Problem to solve ->
Each entry below must be repeated exactly, with pictures left out.

Saved data entries:
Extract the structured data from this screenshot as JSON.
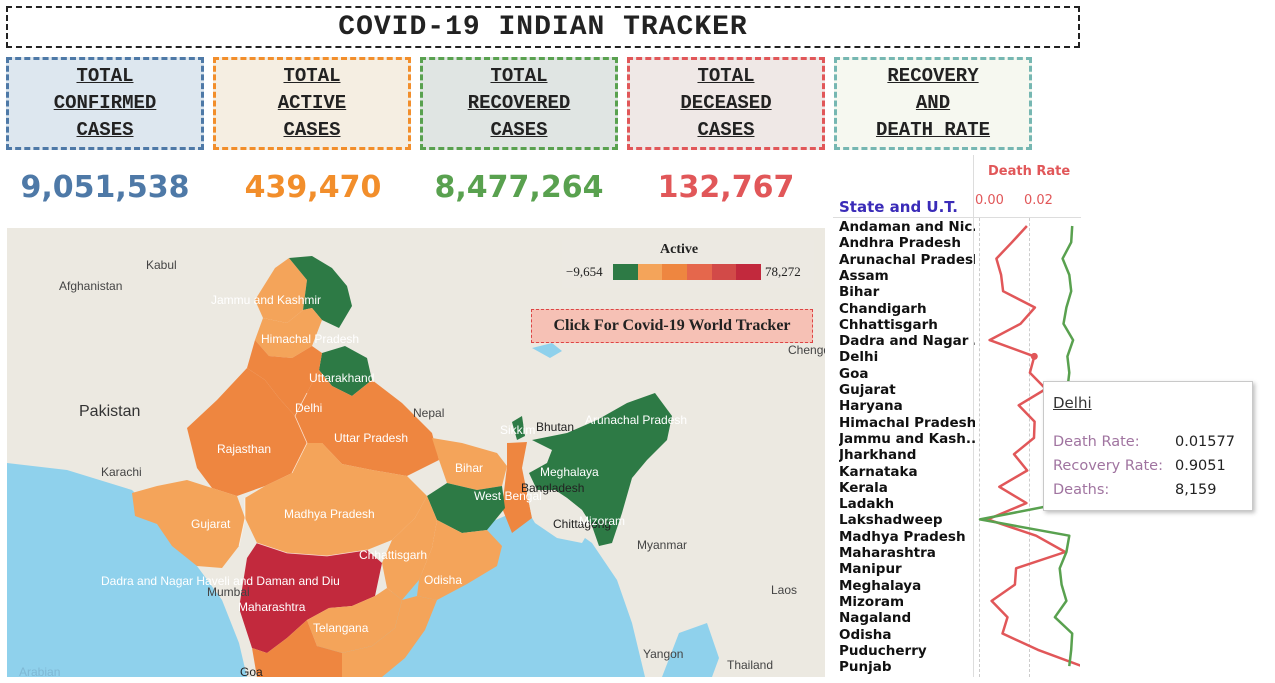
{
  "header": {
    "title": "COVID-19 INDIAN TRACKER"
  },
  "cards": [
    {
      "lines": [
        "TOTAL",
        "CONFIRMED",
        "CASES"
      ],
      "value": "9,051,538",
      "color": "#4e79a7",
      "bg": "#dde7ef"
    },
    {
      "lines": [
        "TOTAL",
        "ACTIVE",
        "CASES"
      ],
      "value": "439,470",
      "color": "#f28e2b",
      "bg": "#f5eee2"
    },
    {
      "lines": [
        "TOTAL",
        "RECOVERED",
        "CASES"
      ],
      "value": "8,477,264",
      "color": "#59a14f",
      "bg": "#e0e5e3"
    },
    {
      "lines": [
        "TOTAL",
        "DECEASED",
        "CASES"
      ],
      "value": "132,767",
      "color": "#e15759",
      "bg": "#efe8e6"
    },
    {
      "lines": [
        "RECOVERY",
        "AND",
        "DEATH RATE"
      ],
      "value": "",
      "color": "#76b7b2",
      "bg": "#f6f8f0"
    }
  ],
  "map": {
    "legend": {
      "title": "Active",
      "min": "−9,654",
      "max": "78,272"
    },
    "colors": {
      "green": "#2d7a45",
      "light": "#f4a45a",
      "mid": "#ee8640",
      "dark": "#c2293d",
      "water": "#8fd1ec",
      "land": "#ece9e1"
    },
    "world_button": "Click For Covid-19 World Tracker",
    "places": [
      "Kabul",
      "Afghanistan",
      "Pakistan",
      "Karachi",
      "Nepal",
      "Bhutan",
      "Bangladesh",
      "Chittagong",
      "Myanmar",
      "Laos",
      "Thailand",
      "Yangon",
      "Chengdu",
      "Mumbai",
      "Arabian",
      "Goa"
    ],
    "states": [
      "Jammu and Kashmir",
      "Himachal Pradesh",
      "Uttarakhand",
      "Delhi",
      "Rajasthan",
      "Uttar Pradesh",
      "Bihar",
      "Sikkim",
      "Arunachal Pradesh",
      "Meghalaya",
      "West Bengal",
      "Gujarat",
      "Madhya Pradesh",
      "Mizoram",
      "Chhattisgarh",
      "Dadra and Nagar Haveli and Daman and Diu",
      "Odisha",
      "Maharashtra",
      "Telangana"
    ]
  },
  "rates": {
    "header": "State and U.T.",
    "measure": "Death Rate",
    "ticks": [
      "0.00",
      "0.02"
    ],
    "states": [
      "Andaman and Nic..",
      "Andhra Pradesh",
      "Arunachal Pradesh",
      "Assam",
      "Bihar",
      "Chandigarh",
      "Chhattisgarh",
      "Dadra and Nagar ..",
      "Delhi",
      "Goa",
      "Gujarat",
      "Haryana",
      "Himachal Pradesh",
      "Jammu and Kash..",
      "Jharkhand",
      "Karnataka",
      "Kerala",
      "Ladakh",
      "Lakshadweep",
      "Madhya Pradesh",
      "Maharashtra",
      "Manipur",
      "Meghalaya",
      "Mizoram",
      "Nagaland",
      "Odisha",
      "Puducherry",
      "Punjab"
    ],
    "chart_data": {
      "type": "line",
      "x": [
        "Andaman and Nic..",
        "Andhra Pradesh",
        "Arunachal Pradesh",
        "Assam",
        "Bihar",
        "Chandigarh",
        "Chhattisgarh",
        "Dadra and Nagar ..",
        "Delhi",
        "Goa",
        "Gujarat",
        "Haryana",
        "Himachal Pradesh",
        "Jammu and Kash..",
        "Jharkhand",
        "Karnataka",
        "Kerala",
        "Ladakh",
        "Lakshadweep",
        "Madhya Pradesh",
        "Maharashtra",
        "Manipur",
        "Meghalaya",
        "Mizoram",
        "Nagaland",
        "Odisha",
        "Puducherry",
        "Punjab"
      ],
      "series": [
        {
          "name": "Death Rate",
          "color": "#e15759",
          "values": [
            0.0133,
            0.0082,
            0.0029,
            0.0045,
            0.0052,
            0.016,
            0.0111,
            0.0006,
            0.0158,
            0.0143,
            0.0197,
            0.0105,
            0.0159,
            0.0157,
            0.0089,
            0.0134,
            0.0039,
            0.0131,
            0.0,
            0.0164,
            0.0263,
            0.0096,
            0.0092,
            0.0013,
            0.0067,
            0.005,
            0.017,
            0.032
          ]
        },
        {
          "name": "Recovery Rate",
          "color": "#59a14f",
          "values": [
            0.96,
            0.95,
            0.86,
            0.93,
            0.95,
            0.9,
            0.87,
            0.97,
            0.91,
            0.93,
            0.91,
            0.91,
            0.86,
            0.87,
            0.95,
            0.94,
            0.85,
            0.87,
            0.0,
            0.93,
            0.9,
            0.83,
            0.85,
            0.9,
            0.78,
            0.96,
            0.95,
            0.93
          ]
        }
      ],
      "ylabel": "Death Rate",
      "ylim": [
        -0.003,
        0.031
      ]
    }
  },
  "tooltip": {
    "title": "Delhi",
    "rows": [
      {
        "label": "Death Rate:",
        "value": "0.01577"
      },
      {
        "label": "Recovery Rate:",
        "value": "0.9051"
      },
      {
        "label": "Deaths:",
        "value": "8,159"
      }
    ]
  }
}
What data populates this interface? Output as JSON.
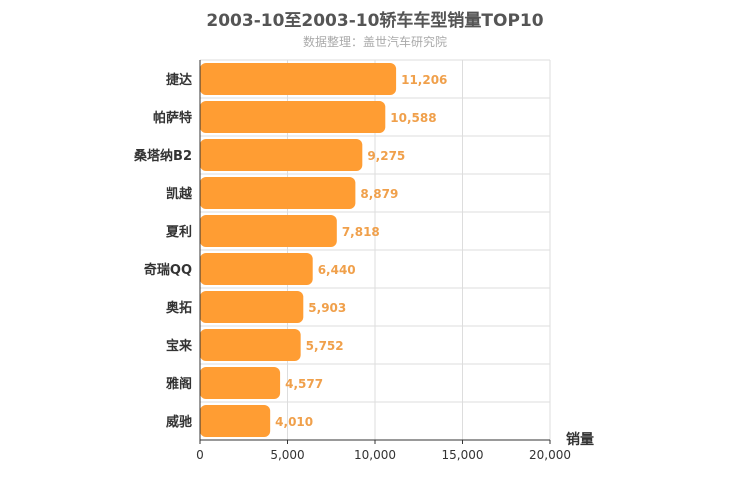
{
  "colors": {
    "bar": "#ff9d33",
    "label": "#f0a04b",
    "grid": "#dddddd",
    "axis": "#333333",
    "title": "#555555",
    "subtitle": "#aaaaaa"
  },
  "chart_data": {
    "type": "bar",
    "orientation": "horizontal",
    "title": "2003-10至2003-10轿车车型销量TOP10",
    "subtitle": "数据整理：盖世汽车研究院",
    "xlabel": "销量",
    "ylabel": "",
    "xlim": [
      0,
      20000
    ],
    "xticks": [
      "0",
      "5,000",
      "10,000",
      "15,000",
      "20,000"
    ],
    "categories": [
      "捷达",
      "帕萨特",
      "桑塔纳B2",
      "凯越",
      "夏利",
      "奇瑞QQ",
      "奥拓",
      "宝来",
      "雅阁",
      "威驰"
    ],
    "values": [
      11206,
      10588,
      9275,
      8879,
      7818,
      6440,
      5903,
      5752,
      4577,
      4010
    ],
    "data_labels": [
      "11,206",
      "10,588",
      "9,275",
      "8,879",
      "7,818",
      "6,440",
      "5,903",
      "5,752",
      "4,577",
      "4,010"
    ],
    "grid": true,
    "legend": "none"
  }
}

Solution to this exercise ->
Extract the structured data from this screenshot as JSON.
{
  "header": {
    "title": "COVID-19 INDIAN TRACKER"
  },
  "cards": [
    {
      "lines": [
        "TOTAL",
        "CONFIRMED",
        "CASES"
      ],
      "value": "9,051,538",
      "color": "#4e79a7",
      "bg": "#dde7ef"
    },
    {
      "lines": [
        "TOTAL",
        "ACTIVE",
        "CASES"
      ],
      "value": "439,470",
      "color": "#f28e2b",
      "bg": "#f5eee2"
    },
    {
      "lines": [
        "TOTAL",
        "RECOVERED",
        "CASES"
      ],
      "value": "8,477,264",
      "color": "#59a14f",
      "bg": "#e0e5e3"
    },
    {
      "lines": [
        "TOTAL",
        "DECEASED",
        "CASES"
      ],
      "value": "132,767",
      "color": "#e15759",
      "bg": "#efe8e6"
    },
    {
      "lines": [
        "RECOVERY",
        "AND",
        "DEATH RATE"
      ],
      "value": "",
      "color": "#76b7b2",
      "bg": "#f6f8f0"
    }
  ],
  "map": {
    "legend": {
      "title": "Active",
      "min": "−9,654",
      "max": "78,272"
    },
    "colors": {
      "green": "#2d7a45",
      "light": "#f4a45a",
      "mid": "#ee8640",
      "dark": "#c2293d",
      "water": "#8fd1ec",
      "land": "#ece9e1"
    },
    "world_button": "Click For Covid-19 World Tracker",
    "places": [
      "Kabul",
      "Afghanistan",
      "Pakistan",
      "Karachi",
      "Nepal",
      "Bhutan",
      "Bangladesh",
      "Chittagong",
      "Myanmar",
      "Laos",
      "Thailand",
      "Yangon",
      "Chengdu",
      "Mumbai",
      "Arabian",
      "Goa"
    ],
    "states": [
      "Jammu and Kashmir",
      "Himachal Pradesh",
      "Uttarakhand",
      "Delhi",
      "Rajasthan",
      "Uttar Pradesh",
      "Bihar",
      "Sikkim",
      "Arunachal Pradesh",
      "Meghalaya",
      "West Bengal",
      "Gujarat",
      "Madhya Pradesh",
      "Mizoram",
      "Chhattisgarh",
      "Dadra and Nagar Haveli and Daman and Diu",
      "Odisha",
      "Maharashtra",
      "Telangana"
    ]
  },
  "rates": {
    "header": "State and U.T.",
    "measure": "Death Rate",
    "ticks": [
      "0.00",
      "0.02"
    ],
    "states": [
      "Andaman and Nic..",
      "Andhra Pradesh",
      "Arunachal Pradesh",
      "Assam",
      "Bihar",
      "Chandigarh",
      "Chhattisgarh",
      "Dadra and Nagar ..",
      "Delhi",
      "Goa",
      "Gujarat",
      "Haryana",
      "Himachal Pradesh",
      "Jammu and Kash..",
      "Jharkhand",
      "Karnataka",
      "Kerala",
      "Ladakh",
      "Lakshadweep",
      "Madhya Pradesh",
      "Maharashtra",
      "Manipur",
      "Meghalaya",
      "Mizoram",
      "Nagaland",
      "Odisha",
      "Puducherry",
      "Punjab"
    ],
    "chart_data": {
      "type": "line",
      "x": [
        "Andaman and Nic..",
        "Andhra Pradesh",
        "Arunachal Pradesh",
        "Assam",
        "Bihar",
        "Chandigarh",
        "Chhattisgarh",
        "Dadra and Nagar ..",
        "Delhi",
        "Goa",
        "Gujarat",
        "Haryana",
        "Himachal Pradesh",
        "Jammu and Kash..",
        "Jharkhand",
        "Karnataka",
        "Kerala",
        "Ladakh",
        "Lakshadweep",
        "Madhya Pradesh",
        "Maharashtra",
        "Manipur",
        "Meghalaya",
        "Mizoram",
        "Nagaland",
        "Odisha",
        "Puducherry",
        "Punjab"
      ],
      "series": [
        {
          "name": "Death Rate",
          "color": "#e15759",
          "values": [
            0.0133,
            0.0082,
            0.0029,
            0.0045,
            0.0052,
            0.016,
            0.0111,
            0.0006,
            0.0158,
            0.0143,
            0.0197,
            0.0105,
            0.0159,
            0.0157,
            0.0089,
            0.0134,
            0.0039,
            0.0131,
            0.0,
            0.0164,
            0.0263,
            0.0096,
            0.0092,
            0.0013,
            0.0067,
            0.005,
            0.017,
            0.032
          ]
        },
        {
          "name": "Recovery Rate",
          "color": "#59a14f",
          "values": [
            0.96,
            0.95,
            0.86,
            0.93,
            0.95,
            0.9,
            0.87,
            0.97,
            0.91,
            0.93,
            0.91,
            0.91,
            0.86,
            0.87,
            0.95,
            0.94,
            0.85,
            0.87,
            0.0,
            0.93,
            0.9,
            0.83,
            0.85,
            0.9,
            0.78,
            0.96,
            0.95,
            0.93
          ]
        }
      ],
      "ylabel": "Death Rate",
      "ylim": [
        -0.003,
        0.031
      ]
    }
  },
  "tooltip": {
    "title": "Delhi",
    "rows": [
      {
        "label": "Death Rate:",
        "value": "0.01577"
      },
      {
        "label": "Recovery Rate:",
        "value": "0.9051"
      },
      {
        "label": "Deaths:",
        "value": "8,159"
      }
    ]
  }
}
What data populates this interface? Output as JSON.
{
  "colors": {
    "bar": "#ff9d33",
    "label": "#f0a04b",
    "grid": "#dddddd",
    "axis": "#333333",
    "title": "#555555",
    "subtitle": "#aaaaaa"
  },
  "chart_data": {
    "type": "bar",
    "orientation": "horizontal",
    "title": "2003-10至2003-10轿车车型销量TOP10",
    "subtitle": "数据整理：盖世汽车研究院",
    "xlabel": "销量",
    "ylabel": "",
    "xlim": [
      0,
      20000
    ],
    "xticks": [
      "0",
      "5,000",
      "10,000",
      "15,000",
      "20,000"
    ],
    "categories": [
      "捷达",
      "帕萨特",
      "桑塔纳B2",
      "凯越",
      "夏利",
      "奇瑞QQ",
      "奥拓",
      "宝来",
      "雅阁",
      "威驰"
    ],
    "values": [
      11206,
      10588,
      9275,
      8879,
      7818,
      6440,
      5903,
      5752,
      4577,
      4010
    ],
    "data_labels": [
      "11,206",
      "10,588",
      "9,275",
      "8,879",
      "7,818",
      "6,440",
      "5,903",
      "5,752",
      "4,577",
      "4,010"
    ],
    "grid": true,
    "legend": "none"
  }
}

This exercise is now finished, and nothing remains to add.